**Directions for this task**
Extract each line from the entries below that has the string "quelques" in it.

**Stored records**

════

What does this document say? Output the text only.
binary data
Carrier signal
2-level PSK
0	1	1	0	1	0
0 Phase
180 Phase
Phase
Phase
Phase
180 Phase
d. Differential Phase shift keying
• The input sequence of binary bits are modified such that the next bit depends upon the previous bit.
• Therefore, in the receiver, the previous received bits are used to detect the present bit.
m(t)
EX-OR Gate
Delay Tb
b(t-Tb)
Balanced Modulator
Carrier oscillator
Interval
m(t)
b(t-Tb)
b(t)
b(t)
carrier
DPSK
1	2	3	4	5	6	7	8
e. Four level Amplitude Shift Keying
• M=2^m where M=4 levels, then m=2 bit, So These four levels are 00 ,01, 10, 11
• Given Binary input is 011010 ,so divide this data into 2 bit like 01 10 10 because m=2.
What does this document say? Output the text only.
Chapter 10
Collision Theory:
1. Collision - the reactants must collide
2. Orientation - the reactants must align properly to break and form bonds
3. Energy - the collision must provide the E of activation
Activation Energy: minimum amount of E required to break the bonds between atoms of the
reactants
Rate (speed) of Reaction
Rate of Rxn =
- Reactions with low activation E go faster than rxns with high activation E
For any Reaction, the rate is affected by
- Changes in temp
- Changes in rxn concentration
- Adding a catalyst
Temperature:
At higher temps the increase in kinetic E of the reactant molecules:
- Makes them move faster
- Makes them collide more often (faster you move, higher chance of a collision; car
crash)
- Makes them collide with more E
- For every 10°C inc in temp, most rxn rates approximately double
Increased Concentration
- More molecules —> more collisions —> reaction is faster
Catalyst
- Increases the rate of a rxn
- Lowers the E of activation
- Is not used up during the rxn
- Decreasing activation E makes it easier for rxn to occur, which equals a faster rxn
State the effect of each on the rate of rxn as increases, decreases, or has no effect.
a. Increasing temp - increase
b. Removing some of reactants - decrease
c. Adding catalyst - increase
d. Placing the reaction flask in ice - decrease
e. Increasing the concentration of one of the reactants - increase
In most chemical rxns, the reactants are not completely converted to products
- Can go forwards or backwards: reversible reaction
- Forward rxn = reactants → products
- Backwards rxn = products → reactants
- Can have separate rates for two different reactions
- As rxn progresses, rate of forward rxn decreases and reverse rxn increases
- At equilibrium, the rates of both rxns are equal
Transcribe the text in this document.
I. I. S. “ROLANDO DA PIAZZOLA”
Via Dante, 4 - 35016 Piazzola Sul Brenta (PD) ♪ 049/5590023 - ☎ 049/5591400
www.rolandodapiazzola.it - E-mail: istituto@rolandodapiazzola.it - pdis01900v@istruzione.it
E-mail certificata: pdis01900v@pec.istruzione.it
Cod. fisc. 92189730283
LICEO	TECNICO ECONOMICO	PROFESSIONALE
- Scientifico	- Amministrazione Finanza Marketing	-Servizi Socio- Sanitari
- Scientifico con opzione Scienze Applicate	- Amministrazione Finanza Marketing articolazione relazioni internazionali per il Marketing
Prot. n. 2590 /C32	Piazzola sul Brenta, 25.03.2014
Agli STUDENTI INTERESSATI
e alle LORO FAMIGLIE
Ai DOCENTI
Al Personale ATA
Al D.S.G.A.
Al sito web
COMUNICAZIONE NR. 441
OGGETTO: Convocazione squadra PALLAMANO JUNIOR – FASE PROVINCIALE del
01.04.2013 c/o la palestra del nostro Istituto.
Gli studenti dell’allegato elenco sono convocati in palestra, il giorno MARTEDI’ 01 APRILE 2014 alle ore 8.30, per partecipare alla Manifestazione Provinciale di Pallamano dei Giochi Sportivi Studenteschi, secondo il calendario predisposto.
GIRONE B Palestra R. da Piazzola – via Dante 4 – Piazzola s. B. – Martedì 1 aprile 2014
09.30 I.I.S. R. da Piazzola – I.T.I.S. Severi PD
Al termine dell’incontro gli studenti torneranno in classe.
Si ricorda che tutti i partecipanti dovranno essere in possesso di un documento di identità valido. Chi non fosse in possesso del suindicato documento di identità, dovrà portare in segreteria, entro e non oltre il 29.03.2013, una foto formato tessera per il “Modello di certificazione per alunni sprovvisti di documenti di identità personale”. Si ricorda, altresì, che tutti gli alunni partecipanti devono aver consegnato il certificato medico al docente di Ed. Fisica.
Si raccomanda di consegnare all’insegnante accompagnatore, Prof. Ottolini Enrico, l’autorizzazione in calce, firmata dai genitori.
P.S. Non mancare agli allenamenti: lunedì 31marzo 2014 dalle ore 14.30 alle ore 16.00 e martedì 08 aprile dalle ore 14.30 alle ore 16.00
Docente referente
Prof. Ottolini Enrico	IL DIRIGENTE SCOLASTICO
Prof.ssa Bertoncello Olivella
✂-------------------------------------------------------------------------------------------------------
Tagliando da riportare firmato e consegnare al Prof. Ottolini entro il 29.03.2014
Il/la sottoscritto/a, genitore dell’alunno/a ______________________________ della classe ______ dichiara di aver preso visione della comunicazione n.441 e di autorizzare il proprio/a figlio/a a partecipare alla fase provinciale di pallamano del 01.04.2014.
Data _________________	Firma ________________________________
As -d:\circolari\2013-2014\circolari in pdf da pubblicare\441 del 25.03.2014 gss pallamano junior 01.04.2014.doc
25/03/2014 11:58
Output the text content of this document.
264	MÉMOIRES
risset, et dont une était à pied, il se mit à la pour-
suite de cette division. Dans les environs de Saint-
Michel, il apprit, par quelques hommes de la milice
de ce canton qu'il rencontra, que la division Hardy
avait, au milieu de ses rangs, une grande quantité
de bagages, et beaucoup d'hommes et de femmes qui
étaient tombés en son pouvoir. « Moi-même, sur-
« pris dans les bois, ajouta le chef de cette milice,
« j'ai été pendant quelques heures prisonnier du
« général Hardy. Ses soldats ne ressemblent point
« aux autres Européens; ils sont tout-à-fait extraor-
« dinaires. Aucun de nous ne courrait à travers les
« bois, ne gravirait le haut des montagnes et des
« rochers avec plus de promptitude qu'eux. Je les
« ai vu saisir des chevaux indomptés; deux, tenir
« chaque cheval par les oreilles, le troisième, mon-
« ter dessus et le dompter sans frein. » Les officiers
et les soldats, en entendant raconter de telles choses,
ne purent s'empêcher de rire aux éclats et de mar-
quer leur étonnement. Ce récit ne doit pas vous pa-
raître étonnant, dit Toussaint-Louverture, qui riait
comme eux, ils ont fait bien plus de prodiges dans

════

**Result of the task**
Michel, il apprit, par quelques hommes de la milice
« j'ai été pendant quelques heures prisonnier du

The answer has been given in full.